Data for processing

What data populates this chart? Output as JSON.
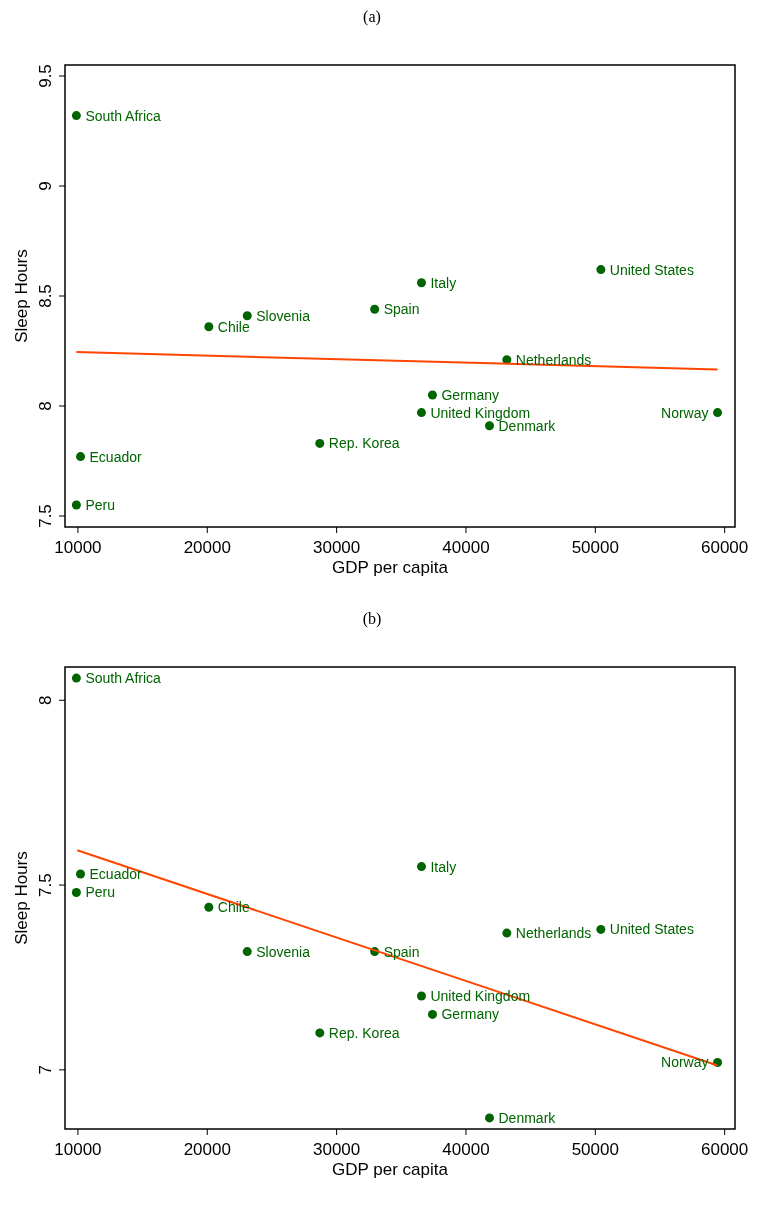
{
  "chart_data": [
    {
      "type": "scatter",
      "title": "(a)",
      "xlabel": "GDP per capita",
      "ylabel": "Sleep Hours",
      "xlim": [
        9000,
        60800
      ],
      "xticks": [
        10000,
        20000,
        30000,
        40000,
        50000,
        60000
      ],
      "ylim": [
        7.45,
        9.55
      ],
      "yticks": [
        7.5,
        8,
        8.5,
        9,
        9.5
      ],
      "grid": false,
      "series": [
        {
          "marker": "circle",
          "color": "#006400",
          "x": [
            9880,
            10200,
            9880,
            20120,
            23090,
            28700,
            32940,
            36560,
            50430,
            43160,
            37410,
            36560,
            41820,
            59450
          ],
          "values": [
            9.32,
            7.77,
            7.55,
            8.36,
            8.41,
            7.83,
            8.44,
            8.56,
            8.62,
            8.21,
            8.05,
            7.97,
            7.91,
            7.97
          ]
        },
        {
          "type": "line",
          "color": "#ff4500",
          "x": [
            9880,
            59450
          ],
          "values": [
            8.245,
            8.166
          ]
        }
      ],
      "annotations": [
        {
          "text": "South Africa",
          "x": 9880,
          "y": 9.32
        },
        {
          "text": "Ecuador",
          "x": 10200,
          "y": 7.77
        },
        {
          "text": "Peru",
          "x": 9880,
          "y": 7.55
        },
        {
          "text": "Chile",
          "x": 20120,
          "y": 8.36
        },
        {
          "text": "Slovenia",
          "x": 23090,
          "y": 8.41
        },
        {
          "text": "Rep. Korea",
          "x": 28700,
          "y": 7.83
        },
        {
          "text": "Spain",
          "x": 32940,
          "y": 8.44
        },
        {
          "text": "Italy",
          "x": 36560,
          "y": 8.56
        },
        {
          "text": "United States",
          "x": 50430,
          "y": 8.62
        },
        {
          "text": "Netherlands",
          "x": 43160,
          "y": 8.21
        },
        {
          "text": "Germany",
          "x": 37410,
          "y": 8.05
        },
        {
          "text": "United Kingdom",
          "x": 36560,
          "y": 7.97
        },
        {
          "text": "Denmark",
          "x": 41820,
          "y": 7.91
        },
        {
          "text": "Norway",
          "x": 59450,
          "y": 7.97
        }
      ]
    },
    {
      "type": "scatter",
      "title": "(b)",
      "xlabel": "GDP per capita",
      "ylabel": "Sleep Hours",
      "xlim": [
        9000,
        60800
      ],
      "xticks": [
        10000,
        20000,
        30000,
        40000,
        50000,
        60000
      ],
      "ylim": [
        6.84,
        8.09
      ],
      "yticks": [
        7,
        7.5,
        8
      ],
      "grid": false,
      "series": [
        {
          "marker": "circle",
          "color": "#006400",
          "x": [
            9880,
            10200,
            9880,
            20120,
            23090,
            28700,
            32940,
            36560,
            50430,
            43160,
            37410,
            36560,
            41820,
            59450
          ],
          "values": [
            8.06,
            7.53,
            7.48,
            7.44,
            7.32,
            7.1,
            7.32,
            7.55,
            7.38,
            7.37,
            7.15,
            7.2,
            6.87,
            7.02
          ]
        },
        {
          "type": "line",
          "color": "#ff4500",
          "x": [
            9950,
            59450
          ],
          "values": [
            7.594,
            7.012
          ]
        }
      ],
      "annotations": [
        {
          "text": "South Africa",
          "x": 9880,
          "y": 8.06
        },
        {
          "text": "Ecuador",
          "x": 10200,
          "y": 7.53
        },
        {
          "text": "Peru",
          "x": 9880,
          "y": 7.48
        },
        {
          "text": "Chile",
          "x": 20120,
          "y": 7.44
        },
        {
          "text": "Slovenia",
          "x": 23090,
          "y": 7.32
        },
        {
          "text": "Rep. Korea",
          "x": 28700,
          "y": 7.1
        },
        {
          "text": "Spain",
          "x": 32940,
          "y": 7.32
        },
        {
          "text": "Italy",
          "x": 36560,
          "y": 7.55
        },
        {
          "text": "United States",
          "x": 50430,
          "y": 7.38
        },
        {
          "text": "Netherlands",
          "x": 43160,
          "y": 7.37
        },
        {
          "text": "Germany",
          "x": 37410,
          "y": 7.15
        },
        {
          "text": "United Kingdom",
          "x": 36560,
          "y": 7.2
        },
        {
          "text": "Denmark",
          "x": 41820,
          "y": 6.87
        },
        {
          "text": "Norway",
          "x": 59450,
          "y": 7.02
        }
      ]
    }
  ]
}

What this task involves
Each record should be quoted exactly, with the images omitted.

Solution to the exercise
What data populates this chart? Output as JSON.
{
  "chart_data": [
    {
      "type": "scatter",
      "title": "(a)",
      "xlabel": "GDP per capita",
      "ylabel": "Sleep Hours",
      "xlim": [
        9000,
        60800
      ],
      "xticks": [
        10000,
        20000,
        30000,
        40000,
        50000,
        60000
      ],
      "ylim": [
        7.45,
        9.55
      ],
      "yticks": [
        7.5,
        8,
        8.5,
        9,
        9.5
      ],
      "grid": false,
      "series": [
        {
          "marker": "circle",
          "color": "#006400",
          "x": [
            9880,
            10200,
            9880,
            20120,
            23090,
            28700,
            32940,
            36560,
            50430,
            43160,
            37410,
            36560,
            41820,
            59450
          ],
          "values": [
            9.32,
            7.77,
            7.55,
            8.36,
            8.41,
            7.83,
            8.44,
            8.56,
            8.62,
            8.21,
            8.05,
            7.97,
            7.91,
            7.97
          ]
        },
        {
          "type": "line",
          "color": "#ff4500",
          "x": [
            9880,
            59450
          ],
          "values": [
            8.245,
            8.166
          ]
        }
      ],
      "annotations": [
        {
          "text": "South Africa",
          "x": 9880,
          "y": 9.32
        },
        {
          "text": "Ecuador",
          "x": 10200,
          "y": 7.77
        },
        {
          "text": "Peru",
          "x": 9880,
          "y": 7.55
        },
        {
          "text": "Chile",
          "x": 20120,
          "y": 8.36
        },
        {
          "text": "Slovenia",
          "x": 23090,
          "y": 8.41
        },
        {
          "text": "Rep. Korea",
          "x": 28700,
          "y": 7.83
        },
        {
          "text": "Spain",
          "x": 32940,
          "y": 8.44
        },
        {
          "text": "Italy",
          "x": 36560,
          "y": 8.56
        },
        {
          "text": "United States",
          "x": 50430,
          "y": 8.62
        },
        {
          "text": "Netherlands",
          "x": 43160,
          "y": 8.21
        },
        {
          "text": "Germany",
          "x": 37410,
          "y": 8.05
        },
        {
          "text": "United Kingdom",
          "x": 36560,
          "y": 7.97
        },
        {
          "text": "Denmark",
          "x": 41820,
          "y": 7.91
        },
        {
          "text": "Norway",
          "x": 59450,
          "y": 7.97
        }
      ]
    },
    {
      "type": "scatter",
      "title": "(b)",
      "xlabel": "GDP per capita",
      "ylabel": "Sleep Hours",
      "xlim": [
        9000,
        60800
      ],
      "xticks": [
        10000,
        20000,
        30000,
        40000,
        50000,
        60000
      ],
      "ylim": [
        6.84,
        8.09
      ],
      "yticks": [
        7,
        7.5,
        8
      ],
      "grid": false,
      "series": [
        {
          "marker": "circle",
          "color": "#006400",
          "x": [
            9880,
            10200,
            9880,
            20120,
            23090,
            28700,
            32940,
            36560,
            50430,
            43160,
            37410,
            36560,
            41820,
            59450
          ],
          "values": [
            8.06,
            7.53,
            7.48,
            7.44,
            7.32,
            7.1,
            7.32,
            7.55,
            7.38,
            7.37,
            7.15,
            7.2,
            6.87,
            7.02
          ]
        },
        {
          "type": "line",
          "color": "#ff4500",
          "x": [
            9950,
            59450
          ],
          "values": [
            7.594,
            7.012
          ]
        }
      ],
      "annotations": [
        {
          "text": "South Africa",
          "x": 9880,
          "y": 8.06
        },
        {
          "text": "Ecuador",
          "x": 10200,
          "y": 7.53
        },
        {
          "text": "Peru",
          "x": 9880,
          "y": 7.48
        },
        {
          "text": "Chile",
          "x": 20120,
          "y": 7.44
        },
        {
          "text": "Slovenia",
          "x": 23090,
          "y": 7.32
        },
        {
          "text": "Rep. Korea",
          "x": 28700,
          "y": 7.1
        },
        {
          "text": "Spain",
          "x": 32940,
          "y": 7.32
        },
        {
          "text": "Italy",
          "x": 36560,
          "y": 7.55
        },
        {
          "text": "United States",
          "x": 50430,
          "y": 7.38
        },
        {
          "text": "Netherlands",
          "x": 43160,
          "y": 7.37
        },
        {
          "text": "Germany",
          "x": 37410,
          "y": 7.15
        },
        {
          "text": "United Kingdom",
          "x": 36560,
          "y": 7.2
        },
        {
          "text": "Denmark",
          "x": 41820,
          "y": 6.87
        },
        {
          "text": "Norway",
          "x": 59450,
          "y": 7.02
        }
      ]
    }
  ]
}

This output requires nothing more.